#### Directions:
Spot each line in the records below where the word "mois" occurs, then copy it.

(Dataset entries on figures)
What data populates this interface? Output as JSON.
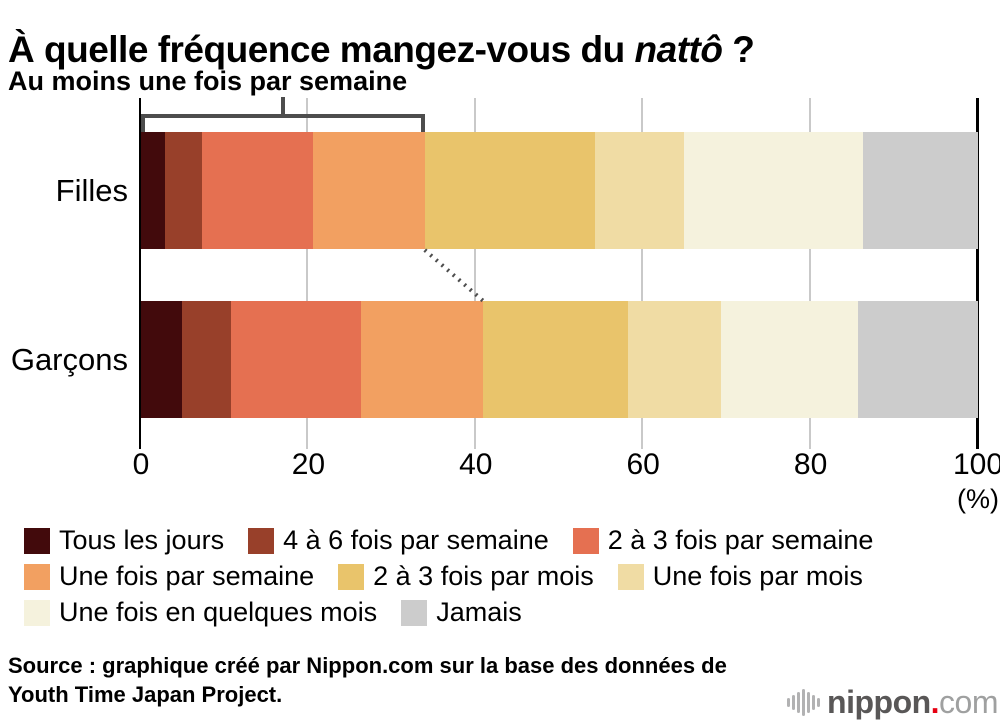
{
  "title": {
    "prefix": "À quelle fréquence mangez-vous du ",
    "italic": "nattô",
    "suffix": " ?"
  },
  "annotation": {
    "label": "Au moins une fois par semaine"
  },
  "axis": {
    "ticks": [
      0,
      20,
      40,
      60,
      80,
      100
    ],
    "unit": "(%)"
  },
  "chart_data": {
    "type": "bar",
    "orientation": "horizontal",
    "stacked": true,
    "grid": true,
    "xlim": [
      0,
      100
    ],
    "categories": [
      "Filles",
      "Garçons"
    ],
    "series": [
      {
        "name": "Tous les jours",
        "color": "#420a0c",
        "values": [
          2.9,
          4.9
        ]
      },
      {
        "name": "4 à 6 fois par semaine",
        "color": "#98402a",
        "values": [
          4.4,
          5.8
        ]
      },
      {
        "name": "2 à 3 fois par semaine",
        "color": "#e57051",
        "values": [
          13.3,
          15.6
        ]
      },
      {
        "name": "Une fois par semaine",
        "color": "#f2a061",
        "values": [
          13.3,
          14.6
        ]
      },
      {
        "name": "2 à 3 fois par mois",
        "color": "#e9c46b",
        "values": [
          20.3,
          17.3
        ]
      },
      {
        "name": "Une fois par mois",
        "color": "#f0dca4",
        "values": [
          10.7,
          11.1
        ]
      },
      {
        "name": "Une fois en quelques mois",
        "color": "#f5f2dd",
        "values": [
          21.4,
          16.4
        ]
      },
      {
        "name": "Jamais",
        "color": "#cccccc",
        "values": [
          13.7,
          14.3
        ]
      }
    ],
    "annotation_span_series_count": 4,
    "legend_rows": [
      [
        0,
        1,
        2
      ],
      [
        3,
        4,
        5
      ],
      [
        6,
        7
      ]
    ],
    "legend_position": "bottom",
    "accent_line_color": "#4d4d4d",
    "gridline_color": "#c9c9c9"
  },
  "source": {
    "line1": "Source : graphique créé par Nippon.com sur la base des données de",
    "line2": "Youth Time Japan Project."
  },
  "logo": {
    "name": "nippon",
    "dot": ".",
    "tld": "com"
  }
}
---
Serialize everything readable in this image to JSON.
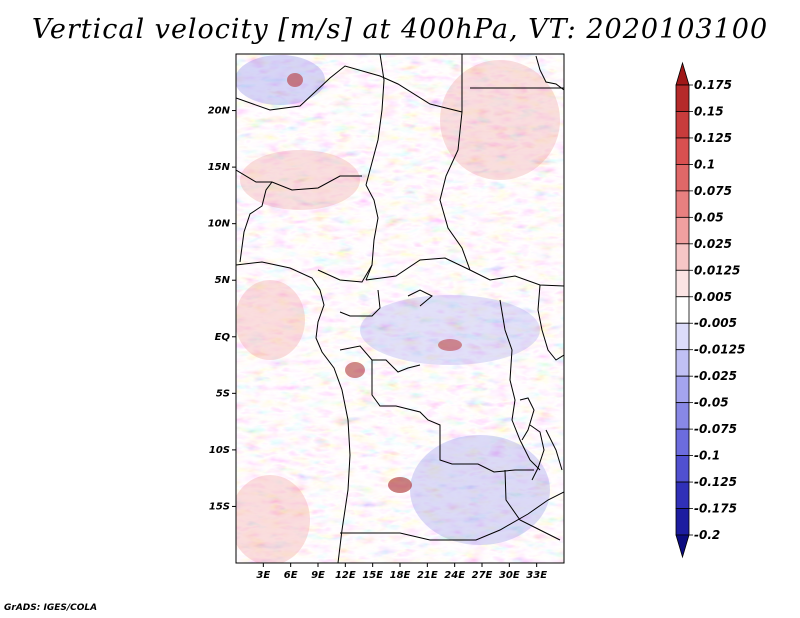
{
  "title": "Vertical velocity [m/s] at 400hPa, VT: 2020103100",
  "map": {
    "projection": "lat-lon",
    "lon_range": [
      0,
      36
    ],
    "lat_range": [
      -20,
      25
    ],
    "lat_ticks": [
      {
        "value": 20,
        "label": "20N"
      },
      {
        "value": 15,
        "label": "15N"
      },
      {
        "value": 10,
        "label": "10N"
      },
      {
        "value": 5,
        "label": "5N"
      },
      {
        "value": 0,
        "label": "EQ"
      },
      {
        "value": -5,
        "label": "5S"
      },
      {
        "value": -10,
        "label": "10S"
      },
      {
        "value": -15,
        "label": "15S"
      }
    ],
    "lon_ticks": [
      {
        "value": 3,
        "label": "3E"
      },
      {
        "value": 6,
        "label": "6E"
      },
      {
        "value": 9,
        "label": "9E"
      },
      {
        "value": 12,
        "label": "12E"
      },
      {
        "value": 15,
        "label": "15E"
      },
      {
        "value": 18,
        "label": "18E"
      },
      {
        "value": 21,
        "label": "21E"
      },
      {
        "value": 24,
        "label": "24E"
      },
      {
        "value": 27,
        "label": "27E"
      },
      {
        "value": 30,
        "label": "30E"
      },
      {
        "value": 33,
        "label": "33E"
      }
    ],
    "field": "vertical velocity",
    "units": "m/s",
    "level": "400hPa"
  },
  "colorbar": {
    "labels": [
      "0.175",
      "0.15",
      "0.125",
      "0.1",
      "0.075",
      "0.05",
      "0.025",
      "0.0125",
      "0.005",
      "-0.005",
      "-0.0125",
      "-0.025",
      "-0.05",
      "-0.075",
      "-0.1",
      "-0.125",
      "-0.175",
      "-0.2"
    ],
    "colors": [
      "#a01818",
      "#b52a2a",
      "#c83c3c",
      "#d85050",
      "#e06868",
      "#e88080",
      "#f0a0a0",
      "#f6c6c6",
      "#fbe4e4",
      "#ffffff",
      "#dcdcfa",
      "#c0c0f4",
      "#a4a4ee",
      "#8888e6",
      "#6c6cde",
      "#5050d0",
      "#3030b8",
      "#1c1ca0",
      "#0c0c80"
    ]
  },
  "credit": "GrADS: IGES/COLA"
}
==
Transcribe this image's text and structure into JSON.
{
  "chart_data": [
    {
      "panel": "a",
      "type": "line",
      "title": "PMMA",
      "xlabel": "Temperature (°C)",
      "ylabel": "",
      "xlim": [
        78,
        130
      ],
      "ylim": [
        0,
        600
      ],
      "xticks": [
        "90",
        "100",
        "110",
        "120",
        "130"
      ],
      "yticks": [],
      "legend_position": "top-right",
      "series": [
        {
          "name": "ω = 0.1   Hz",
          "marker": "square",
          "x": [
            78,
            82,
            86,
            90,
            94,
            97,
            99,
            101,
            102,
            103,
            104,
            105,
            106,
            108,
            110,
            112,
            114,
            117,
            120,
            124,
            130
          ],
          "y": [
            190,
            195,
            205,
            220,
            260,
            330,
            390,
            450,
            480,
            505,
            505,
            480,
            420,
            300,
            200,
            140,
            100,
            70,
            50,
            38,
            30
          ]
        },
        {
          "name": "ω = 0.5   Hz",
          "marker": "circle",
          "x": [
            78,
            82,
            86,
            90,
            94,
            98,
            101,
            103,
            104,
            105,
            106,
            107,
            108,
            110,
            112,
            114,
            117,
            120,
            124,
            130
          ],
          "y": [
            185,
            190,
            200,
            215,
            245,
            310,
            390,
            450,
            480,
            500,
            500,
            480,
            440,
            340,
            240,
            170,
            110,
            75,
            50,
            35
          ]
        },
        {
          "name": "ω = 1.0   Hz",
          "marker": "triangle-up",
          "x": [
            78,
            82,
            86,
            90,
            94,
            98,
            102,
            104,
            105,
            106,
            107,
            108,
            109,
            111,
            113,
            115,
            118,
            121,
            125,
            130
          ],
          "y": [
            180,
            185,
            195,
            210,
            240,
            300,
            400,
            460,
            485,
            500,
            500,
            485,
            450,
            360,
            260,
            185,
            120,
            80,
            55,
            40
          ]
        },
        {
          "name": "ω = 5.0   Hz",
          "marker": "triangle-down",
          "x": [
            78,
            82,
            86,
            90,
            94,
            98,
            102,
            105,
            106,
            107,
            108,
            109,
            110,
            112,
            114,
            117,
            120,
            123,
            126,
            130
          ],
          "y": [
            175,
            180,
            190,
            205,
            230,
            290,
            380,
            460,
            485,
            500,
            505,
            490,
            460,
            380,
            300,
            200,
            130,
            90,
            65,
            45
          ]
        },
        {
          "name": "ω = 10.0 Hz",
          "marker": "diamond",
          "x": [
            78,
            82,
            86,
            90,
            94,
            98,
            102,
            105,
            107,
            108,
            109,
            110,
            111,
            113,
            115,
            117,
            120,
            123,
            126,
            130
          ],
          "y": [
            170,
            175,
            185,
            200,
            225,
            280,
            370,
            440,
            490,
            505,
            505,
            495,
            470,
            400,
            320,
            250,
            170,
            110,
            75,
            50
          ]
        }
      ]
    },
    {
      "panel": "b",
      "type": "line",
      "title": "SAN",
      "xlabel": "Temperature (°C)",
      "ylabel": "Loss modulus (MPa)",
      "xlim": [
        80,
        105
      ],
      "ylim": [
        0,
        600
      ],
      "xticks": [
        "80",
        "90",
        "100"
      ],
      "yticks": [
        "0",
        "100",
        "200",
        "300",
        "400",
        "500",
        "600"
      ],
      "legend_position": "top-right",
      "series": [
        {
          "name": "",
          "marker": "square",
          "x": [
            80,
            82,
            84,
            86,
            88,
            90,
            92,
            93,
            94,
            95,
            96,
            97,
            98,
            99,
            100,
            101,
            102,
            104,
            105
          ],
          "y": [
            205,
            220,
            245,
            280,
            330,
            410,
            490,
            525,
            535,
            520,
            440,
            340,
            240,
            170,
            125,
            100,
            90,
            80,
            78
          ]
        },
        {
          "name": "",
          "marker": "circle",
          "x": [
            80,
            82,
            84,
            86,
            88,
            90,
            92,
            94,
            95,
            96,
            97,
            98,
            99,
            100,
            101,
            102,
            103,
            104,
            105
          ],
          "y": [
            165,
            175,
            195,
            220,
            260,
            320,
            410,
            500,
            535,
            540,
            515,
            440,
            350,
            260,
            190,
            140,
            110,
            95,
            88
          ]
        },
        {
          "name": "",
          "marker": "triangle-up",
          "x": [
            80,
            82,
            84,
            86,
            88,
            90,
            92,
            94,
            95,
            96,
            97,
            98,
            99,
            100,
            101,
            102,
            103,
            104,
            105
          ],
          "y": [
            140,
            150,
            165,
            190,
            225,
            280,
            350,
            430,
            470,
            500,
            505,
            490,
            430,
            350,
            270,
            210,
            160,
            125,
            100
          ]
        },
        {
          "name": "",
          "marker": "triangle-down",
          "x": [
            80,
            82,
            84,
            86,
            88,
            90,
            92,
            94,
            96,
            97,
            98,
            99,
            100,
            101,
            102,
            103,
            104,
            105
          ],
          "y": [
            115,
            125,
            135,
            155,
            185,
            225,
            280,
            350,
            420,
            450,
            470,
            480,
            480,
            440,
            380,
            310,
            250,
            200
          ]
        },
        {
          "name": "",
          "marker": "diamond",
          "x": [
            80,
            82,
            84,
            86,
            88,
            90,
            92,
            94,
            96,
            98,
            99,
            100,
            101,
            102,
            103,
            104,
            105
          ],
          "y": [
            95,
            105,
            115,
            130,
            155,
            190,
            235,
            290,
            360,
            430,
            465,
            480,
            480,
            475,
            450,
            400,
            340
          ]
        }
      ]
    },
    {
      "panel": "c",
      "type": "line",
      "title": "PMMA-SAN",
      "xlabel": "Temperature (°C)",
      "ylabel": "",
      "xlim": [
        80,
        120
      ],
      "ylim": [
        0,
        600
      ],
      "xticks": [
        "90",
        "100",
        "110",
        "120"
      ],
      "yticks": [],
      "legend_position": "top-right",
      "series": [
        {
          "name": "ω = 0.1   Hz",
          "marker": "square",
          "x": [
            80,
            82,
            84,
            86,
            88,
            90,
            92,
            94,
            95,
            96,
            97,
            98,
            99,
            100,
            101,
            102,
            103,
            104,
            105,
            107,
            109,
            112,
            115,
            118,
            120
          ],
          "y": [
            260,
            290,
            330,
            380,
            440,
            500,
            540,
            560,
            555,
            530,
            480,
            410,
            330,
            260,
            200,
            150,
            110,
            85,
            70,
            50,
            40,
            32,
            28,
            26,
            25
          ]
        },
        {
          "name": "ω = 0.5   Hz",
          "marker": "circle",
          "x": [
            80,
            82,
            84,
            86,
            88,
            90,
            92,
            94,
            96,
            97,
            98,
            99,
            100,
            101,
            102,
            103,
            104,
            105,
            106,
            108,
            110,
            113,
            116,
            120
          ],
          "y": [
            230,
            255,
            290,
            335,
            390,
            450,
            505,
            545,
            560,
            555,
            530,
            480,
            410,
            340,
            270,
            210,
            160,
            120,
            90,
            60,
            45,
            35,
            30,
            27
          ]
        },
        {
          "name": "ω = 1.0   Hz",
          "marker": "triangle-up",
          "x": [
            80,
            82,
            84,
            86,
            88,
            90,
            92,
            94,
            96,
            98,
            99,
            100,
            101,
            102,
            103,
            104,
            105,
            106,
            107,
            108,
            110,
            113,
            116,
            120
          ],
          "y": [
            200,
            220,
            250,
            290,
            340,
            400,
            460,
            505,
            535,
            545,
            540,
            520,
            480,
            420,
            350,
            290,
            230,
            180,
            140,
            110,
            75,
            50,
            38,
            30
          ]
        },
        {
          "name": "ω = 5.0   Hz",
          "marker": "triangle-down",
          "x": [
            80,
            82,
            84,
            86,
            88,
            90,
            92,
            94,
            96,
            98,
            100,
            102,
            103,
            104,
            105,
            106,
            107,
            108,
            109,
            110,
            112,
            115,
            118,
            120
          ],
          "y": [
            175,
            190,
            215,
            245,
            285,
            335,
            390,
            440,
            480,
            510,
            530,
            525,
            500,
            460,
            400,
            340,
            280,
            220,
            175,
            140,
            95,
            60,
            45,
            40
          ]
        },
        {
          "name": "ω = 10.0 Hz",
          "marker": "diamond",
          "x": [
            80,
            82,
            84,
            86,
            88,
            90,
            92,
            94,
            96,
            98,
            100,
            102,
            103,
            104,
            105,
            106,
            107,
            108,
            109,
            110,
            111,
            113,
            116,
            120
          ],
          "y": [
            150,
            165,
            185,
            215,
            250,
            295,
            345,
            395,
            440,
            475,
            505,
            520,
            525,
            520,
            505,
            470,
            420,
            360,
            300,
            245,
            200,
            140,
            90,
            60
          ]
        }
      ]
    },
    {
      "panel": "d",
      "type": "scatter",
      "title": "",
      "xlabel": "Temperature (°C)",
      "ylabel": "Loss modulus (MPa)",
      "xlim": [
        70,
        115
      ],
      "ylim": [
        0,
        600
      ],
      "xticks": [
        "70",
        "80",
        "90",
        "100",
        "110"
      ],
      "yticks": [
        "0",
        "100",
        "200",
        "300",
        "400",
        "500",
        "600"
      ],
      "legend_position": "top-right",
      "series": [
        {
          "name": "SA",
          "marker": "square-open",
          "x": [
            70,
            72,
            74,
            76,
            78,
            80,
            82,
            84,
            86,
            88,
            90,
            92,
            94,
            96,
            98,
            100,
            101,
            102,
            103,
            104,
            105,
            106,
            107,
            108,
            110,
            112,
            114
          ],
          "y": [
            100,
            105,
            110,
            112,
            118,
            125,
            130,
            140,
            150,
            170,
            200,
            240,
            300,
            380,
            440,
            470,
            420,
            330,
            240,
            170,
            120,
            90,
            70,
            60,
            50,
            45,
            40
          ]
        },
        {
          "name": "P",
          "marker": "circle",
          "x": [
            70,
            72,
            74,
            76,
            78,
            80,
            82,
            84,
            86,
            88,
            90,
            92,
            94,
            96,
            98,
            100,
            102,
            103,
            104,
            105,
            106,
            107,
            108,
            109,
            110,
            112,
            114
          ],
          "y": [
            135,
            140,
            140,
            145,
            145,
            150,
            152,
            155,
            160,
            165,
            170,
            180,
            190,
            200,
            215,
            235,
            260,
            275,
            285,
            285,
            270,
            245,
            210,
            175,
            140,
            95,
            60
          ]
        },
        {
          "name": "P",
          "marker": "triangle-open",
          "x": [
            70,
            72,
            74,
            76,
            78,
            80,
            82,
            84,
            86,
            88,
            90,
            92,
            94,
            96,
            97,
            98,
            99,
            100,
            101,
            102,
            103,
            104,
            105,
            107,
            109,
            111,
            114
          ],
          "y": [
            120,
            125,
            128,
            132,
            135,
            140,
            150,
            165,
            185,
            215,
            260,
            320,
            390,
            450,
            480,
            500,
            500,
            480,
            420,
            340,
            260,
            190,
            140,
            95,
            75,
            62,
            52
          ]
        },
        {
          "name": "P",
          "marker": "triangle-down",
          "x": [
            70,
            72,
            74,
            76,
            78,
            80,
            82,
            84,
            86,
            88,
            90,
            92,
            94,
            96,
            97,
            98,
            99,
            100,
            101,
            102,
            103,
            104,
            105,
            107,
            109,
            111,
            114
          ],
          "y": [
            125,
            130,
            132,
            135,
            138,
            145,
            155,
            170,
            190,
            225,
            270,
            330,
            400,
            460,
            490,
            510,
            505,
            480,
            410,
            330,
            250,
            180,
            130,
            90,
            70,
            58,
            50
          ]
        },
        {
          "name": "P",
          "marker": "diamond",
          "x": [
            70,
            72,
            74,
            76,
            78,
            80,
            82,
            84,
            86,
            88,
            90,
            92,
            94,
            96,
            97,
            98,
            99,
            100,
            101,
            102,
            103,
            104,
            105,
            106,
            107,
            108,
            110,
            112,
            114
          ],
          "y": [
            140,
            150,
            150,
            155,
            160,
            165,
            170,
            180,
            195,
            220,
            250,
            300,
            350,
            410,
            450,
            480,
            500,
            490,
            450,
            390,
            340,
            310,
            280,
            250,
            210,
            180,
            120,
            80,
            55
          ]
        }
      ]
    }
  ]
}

#### Complete answer:
        "name": "2 à 3 fois par mois",
        "name": "Une fois par mois",
        "name": "Une fois en quelques mois",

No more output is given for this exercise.